→ Material to process
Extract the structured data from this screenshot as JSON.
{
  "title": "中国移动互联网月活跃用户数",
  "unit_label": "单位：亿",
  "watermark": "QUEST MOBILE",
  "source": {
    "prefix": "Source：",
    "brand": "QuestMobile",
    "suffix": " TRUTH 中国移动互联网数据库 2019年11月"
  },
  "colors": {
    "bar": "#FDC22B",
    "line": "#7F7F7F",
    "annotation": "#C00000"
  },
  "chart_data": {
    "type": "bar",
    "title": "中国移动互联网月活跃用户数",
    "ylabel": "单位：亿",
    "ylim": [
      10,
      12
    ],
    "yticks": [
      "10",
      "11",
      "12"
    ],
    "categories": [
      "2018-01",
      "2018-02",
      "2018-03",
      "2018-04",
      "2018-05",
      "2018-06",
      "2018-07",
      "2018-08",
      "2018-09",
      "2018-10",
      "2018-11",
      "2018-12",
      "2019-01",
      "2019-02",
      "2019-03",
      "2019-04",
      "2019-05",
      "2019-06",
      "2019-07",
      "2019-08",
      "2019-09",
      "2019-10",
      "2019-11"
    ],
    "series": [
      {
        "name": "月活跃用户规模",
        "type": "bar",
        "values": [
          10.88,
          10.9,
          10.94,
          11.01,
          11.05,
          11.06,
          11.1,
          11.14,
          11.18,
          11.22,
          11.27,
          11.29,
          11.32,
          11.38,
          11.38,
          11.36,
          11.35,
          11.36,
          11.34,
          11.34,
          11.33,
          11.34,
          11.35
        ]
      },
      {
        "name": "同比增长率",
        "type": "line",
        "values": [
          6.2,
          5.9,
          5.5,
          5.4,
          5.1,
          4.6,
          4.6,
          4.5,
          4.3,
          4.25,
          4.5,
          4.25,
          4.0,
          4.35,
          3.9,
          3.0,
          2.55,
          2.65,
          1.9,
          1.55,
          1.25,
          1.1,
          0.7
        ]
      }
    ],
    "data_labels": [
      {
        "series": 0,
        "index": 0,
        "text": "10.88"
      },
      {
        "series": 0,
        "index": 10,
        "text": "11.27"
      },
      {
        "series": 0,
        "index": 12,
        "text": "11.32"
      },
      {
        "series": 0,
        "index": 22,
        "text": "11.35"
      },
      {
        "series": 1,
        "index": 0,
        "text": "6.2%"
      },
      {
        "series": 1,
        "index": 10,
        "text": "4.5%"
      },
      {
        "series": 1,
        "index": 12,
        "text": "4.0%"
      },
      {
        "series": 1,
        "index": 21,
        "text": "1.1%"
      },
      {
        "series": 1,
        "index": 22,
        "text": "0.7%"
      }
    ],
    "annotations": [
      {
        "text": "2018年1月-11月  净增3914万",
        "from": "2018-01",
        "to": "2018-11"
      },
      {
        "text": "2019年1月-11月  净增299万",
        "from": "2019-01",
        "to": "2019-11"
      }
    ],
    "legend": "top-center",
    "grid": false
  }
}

→ Exercise goal
Return each line of the listing that holds the string "title".

→ Exercise result
  "title": "中国移动互联网月活跃用户数",
    "title": "中国移动互联网月活跃用户数",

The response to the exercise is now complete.